**Task objective**
Pictures aside, quote the whole listing exactly.

Dataset entries on figures
◇ ◇ ◇ ◇ ◇ ◇ ◇

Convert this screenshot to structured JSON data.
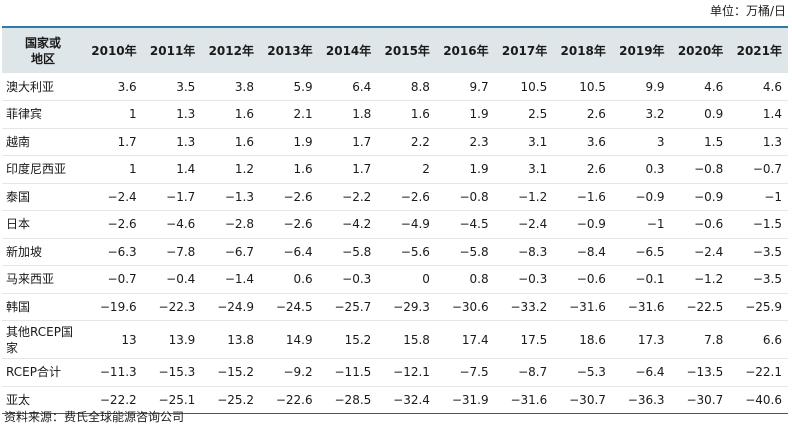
{
  "unit_label": "单位：万桶/日",
  "table": {
    "header_name": "国家或地区",
    "years": [
      "2010年",
      "2011年",
      "2012年",
      "2013年",
      "2014年",
      "2015年",
      "2016年",
      "2017年",
      "2018年",
      "2019年",
      "2020年",
      "2021年"
    ],
    "rows": [
      {
        "name": "澳大利亚",
        "values": [
          "3.6",
          "3.5",
          "3.8",
          "5.9",
          "6.4",
          "8.8",
          "9.7",
          "10.5",
          "10.5",
          "9.9",
          "4.6",
          "4.6"
        ]
      },
      {
        "name": "菲律宾",
        "values": [
          "1",
          "1.3",
          "1.6",
          "2.1",
          "1.8",
          "1.6",
          "1.9",
          "2.5",
          "2.6",
          "3.2",
          "0.9",
          "1.4"
        ]
      },
      {
        "name": "越南",
        "values": [
          "1.7",
          "1.3",
          "1.6",
          "1.9",
          "1.7",
          "2.2",
          "2.3",
          "3.1",
          "3.6",
          "3",
          "1.5",
          "1.3"
        ]
      },
      {
        "name": "印度尼西亚",
        "values": [
          "1",
          "1.4",
          "1.2",
          "1.6",
          "1.7",
          "2",
          "1.9",
          "3.1",
          "2.6",
          "0.3",
          "−0.8",
          "−0.7"
        ]
      },
      {
        "name": "泰国",
        "values": [
          "−2.4",
          "−1.7",
          "−1.3",
          "−2.6",
          "−2.2",
          "−2.6",
          "−0.8",
          "−1.2",
          "−1.6",
          "−0.9",
          "−0.9",
          "−1"
        ]
      },
      {
        "name": "日本",
        "values": [
          "−2.6",
          "−4.6",
          "−2.8",
          "−2.6",
          "−4.2",
          "−4.9",
          "−4.5",
          "−2.4",
          "−0.9",
          "−1",
          "−0.6",
          "−1.5"
        ]
      },
      {
        "name": "新加坡",
        "values": [
          "−6.3",
          "−7.8",
          "−6.7",
          "−6.4",
          "−5.8",
          "−5.6",
          "−5.8",
          "−8.3",
          "−8.4",
          "−6.5",
          "−2.4",
          "−3.5"
        ]
      },
      {
        "name": "马来西亚",
        "values": [
          "−0.7",
          "−0.4",
          "−1.4",
          "0.6",
          "−0.3",
          "0",
          "0.8",
          "−0.3",
          "−0.6",
          "−0.1",
          "−1.2",
          "−3.5"
        ]
      },
      {
        "name": "韩国",
        "values": [
          "−19.6",
          "−22.3",
          "−24.9",
          "−24.5",
          "−25.7",
          "−29.3",
          "−30.6",
          "−33.2",
          "−31.6",
          "−31.6",
          "−22.5",
          "−25.9"
        ]
      },
      {
        "name": "其他RCEP国家",
        "values": [
          "13",
          "13.9",
          "13.8",
          "14.9",
          "15.2",
          "15.8",
          "17.4",
          "17.5",
          "18.6",
          "17.3",
          "7.8",
          "6.6"
        ]
      },
      {
        "name": "RCEP合计",
        "values": [
          "−11.3",
          "−15.3",
          "−15.2",
          "−9.2",
          "−11.5",
          "−12.1",
          "−7.5",
          "−8.7",
          "−5.3",
          "−6.4",
          "−13.5",
          "−22.1"
        ]
      },
      {
        "name": "亚太",
        "values": [
          "−22.2",
          "−25.1",
          "−25.2",
          "−22.6",
          "−28.5",
          "−32.4",
          "−31.9",
          "−31.6",
          "−30.7",
          "−36.3",
          "−30.7",
          "−40.6"
        ]
      }
    ]
  },
  "source": "资料来源：费氏全球能源咨询公司",
  "colors": {
    "header_bg": "#dfe6ea",
    "top_rule": "#2b7da6"
  }
}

◇ ◇ ◇ ◇ ◇ ◇ ◇

**Solution**
Convert this screenshot to structured JSON data.
{
  "unit_label": "单位：万桶/日",
  "table": {
    "header_name": "国家或地区",
    "years": [
      "2010年",
      "2011年",
      "2012年",
      "2013年",
      "2014年",
      "2015年",
      "2016年",
      "2017年",
      "2018年",
      "2019年",
      "2020年",
      "2021年"
    ],
    "rows": [
      {
        "name": "澳大利亚",
        "values": [
          "3.6",
          "3.5",
          "3.8",
          "5.9",
          "6.4",
          "8.8",
          "9.7",
          "10.5",
          "10.5",
          "9.9",
          "4.6",
          "4.6"
        ]
      },
      {
        "name": "菲律宾",
        "values": [
          "1",
          "1.3",
          "1.6",
          "2.1",
          "1.8",
          "1.6",
          "1.9",
          "2.5",
          "2.6",
          "3.2",
          "0.9",
          "1.4"
        ]
      },
      {
        "name": "越南",
        "values": [
          "1.7",
          "1.3",
          "1.6",
          "1.9",
          "1.7",
          "2.2",
          "2.3",
          "3.1",
          "3.6",
          "3",
          "1.5",
          "1.3"
        ]
      },
      {
        "name": "印度尼西亚",
        "values": [
          "1",
          "1.4",
          "1.2",
          "1.6",
          "1.7",
          "2",
          "1.9",
          "3.1",
          "2.6",
          "0.3",
          "−0.8",
          "−0.7"
        ]
      },
      {
        "name": "泰国",
        "values": [
          "−2.4",
          "−1.7",
          "−1.3",
          "−2.6",
          "−2.2",
          "−2.6",
          "−0.8",
          "−1.2",
          "−1.6",
          "−0.9",
          "−0.9",
          "−1"
        ]
      },
      {
        "name": "日本",
        "values": [
          "−2.6",
          "−4.6",
          "−2.8",
          "−2.6",
          "−4.2",
          "−4.9",
          "−4.5",
          "−2.4",
          "−0.9",
          "−1",
          "−0.6",
          "−1.5"
        ]
      },
      {
        "name": "新加坡",
        "values": [
          "−6.3",
          "−7.8",
          "−6.7",
          "−6.4",
          "−5.8",
          "−5.6",
          "−5.8",
          "−8.3",
          "−8.4",
          "−6.5",
          "−2.4",
          "−3.5"
        ]
      },
      {
        "name": "马来西亚",
        "values": [
          "−0.7",
          "−0.4",
          "−1.4",
          "0.6",
          "−0.3",
          "0",
          "0.8",
          "−0.3",
          "−0.6",
          "−0.1",
          "−1.2",
          "−3.5"
        ]
      },
      {
        "name": "韩国",
        "values": [
          "−19.6",
          "−22.3",
          "−24.9",
          "−24.5",
          "−25.7",
          "−29.3",
          "−30.6",
          "−33.2",
          "−31.6",
          "−31.6",
          "−22.5",
          "−25.9"
        ]
      },
      {
        "name": "其他RCEP国家",
        "values": [
          "13",
          "13.9",
          "13.8",
          "14.9",
          "15.2",
          "15.8",
          "17.4",
          "17.5",
          "18.6",
          "17.3",
          "7.8",
          "6.6"
        ]
      },
      {
        "name": "RCEP合计",
        "values": [
          "−11.3",
          "−15.3",
          "−15.2",
          "−9.2",
          "−11.5",
          "−12.1",
          "−7.5",
          "−8.7",
          "−5.3",
          "−6.4",
          "−13.5",
          "−22.1"
        ]
      },
      {
        "name": "亚太",
        "values": [
          "−22.2",
          "−25.1",
          "−25.2",
          "−22.6",
          "−28.5",
          "−32.4",
          "−31.9",
          "−31.6",
          "−30.7",
          "−36.3",
          "−30.7",
          "−40.6"
        ]
      }
    ]
  },
  "source": "资料来源：费氏全球能源咨询公司",
  "colors": {
    "header_bg": "#dfe6ea",
    "top_rule": "#2b7da6"
  }
}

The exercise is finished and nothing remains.